◆ Problem to work on ◆
Find the lines that hold "رقابت". Report only how many there are.

◆ Input rows ◆
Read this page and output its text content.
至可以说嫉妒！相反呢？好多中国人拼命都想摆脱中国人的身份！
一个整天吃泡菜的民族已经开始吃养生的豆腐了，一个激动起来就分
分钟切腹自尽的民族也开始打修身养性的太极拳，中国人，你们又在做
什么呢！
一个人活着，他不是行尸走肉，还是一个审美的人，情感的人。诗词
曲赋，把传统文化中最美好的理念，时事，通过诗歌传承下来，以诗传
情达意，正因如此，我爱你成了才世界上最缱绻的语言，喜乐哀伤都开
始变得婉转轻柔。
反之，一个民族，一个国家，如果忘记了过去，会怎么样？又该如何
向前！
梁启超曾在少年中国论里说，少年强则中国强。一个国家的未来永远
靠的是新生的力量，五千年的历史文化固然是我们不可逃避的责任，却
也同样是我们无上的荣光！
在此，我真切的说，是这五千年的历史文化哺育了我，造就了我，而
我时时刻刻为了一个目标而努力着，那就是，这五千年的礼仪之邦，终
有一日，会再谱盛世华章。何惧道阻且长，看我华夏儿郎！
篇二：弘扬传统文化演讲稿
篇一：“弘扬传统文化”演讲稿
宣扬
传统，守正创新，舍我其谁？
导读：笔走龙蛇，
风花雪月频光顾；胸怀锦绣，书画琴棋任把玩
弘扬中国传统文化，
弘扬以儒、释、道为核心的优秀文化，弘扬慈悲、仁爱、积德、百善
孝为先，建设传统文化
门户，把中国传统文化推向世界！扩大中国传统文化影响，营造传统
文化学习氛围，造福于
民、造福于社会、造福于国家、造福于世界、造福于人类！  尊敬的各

* * *

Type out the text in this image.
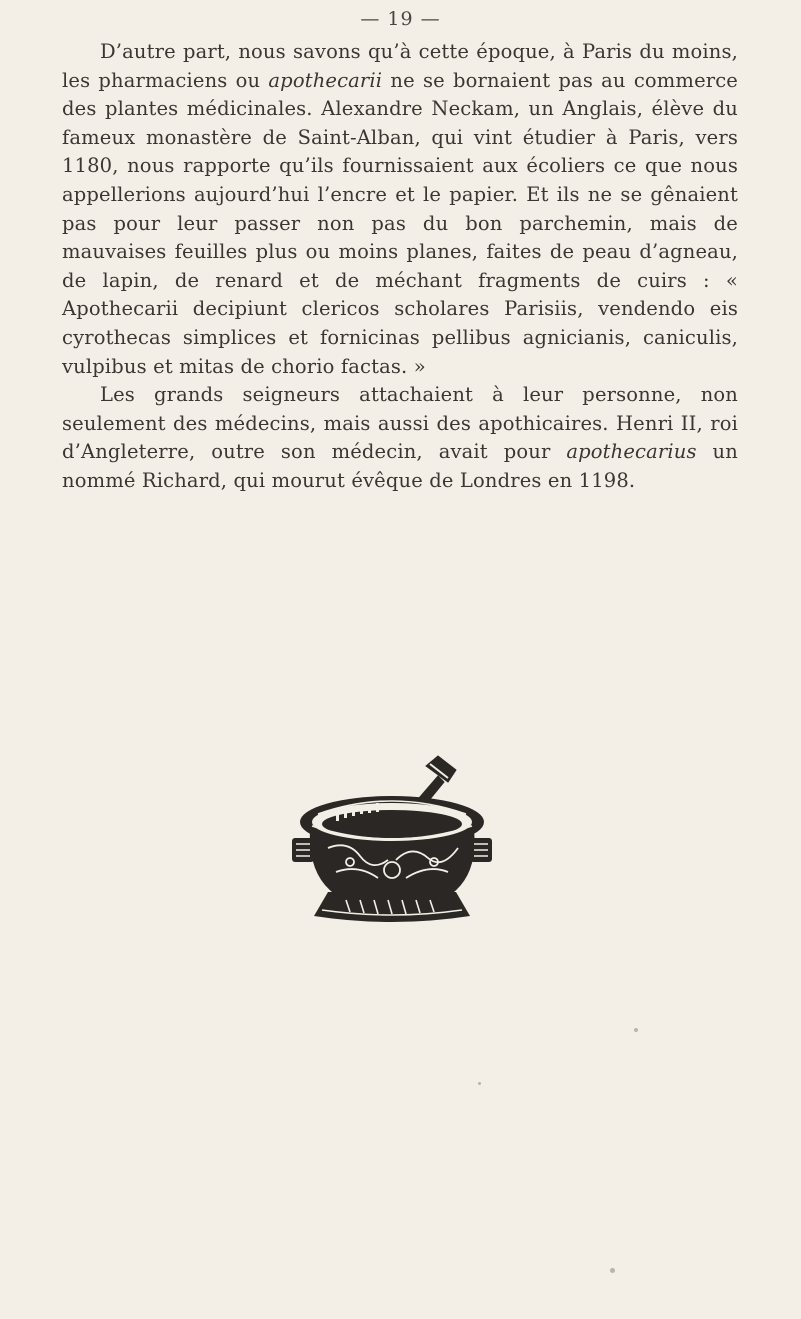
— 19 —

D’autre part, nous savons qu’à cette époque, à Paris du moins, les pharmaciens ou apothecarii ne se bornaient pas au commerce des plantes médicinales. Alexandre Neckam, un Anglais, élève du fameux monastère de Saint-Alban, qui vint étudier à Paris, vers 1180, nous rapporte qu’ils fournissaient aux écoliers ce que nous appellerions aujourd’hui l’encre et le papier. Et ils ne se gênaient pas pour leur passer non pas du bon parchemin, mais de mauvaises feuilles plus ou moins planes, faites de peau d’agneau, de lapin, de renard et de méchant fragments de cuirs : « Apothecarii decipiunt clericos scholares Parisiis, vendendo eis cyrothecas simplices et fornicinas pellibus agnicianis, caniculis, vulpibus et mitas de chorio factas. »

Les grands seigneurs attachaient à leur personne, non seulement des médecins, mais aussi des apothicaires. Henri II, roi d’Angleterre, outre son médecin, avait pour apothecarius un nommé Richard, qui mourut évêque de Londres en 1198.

* * *

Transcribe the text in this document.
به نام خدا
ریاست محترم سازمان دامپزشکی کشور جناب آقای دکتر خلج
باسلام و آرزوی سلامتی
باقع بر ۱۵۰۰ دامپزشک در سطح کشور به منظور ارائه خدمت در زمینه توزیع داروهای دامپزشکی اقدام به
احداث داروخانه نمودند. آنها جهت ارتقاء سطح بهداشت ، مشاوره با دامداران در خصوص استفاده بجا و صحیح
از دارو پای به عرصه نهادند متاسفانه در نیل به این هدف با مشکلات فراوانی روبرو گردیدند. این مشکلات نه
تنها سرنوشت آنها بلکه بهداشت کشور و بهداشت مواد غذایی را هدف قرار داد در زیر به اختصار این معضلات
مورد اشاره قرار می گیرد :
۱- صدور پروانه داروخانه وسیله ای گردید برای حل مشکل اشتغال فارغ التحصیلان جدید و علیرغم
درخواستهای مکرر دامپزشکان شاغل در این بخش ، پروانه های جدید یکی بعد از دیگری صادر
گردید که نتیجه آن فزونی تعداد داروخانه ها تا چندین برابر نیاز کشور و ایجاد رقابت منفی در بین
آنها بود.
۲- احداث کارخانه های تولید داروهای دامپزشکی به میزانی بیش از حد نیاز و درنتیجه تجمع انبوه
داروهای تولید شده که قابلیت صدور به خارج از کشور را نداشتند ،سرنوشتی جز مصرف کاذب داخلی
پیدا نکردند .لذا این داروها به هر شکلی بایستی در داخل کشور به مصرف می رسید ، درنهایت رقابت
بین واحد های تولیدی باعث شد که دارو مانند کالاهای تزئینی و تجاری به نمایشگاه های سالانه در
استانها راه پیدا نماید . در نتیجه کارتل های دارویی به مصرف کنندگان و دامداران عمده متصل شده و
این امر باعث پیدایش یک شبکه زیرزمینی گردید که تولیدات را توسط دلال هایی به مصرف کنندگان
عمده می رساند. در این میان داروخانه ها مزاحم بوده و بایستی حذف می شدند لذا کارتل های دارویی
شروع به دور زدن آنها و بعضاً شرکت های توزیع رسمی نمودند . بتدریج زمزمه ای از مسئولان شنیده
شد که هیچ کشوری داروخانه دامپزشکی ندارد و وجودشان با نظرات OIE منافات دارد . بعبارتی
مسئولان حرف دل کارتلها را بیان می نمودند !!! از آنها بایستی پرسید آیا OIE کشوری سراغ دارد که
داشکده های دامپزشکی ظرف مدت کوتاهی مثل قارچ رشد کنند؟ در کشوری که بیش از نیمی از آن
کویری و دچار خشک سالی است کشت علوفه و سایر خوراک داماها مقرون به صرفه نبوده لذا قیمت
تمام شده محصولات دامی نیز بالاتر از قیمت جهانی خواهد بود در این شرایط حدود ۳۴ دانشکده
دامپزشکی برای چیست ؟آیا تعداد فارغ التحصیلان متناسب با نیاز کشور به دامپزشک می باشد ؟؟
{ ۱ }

◆ Final result ◆
2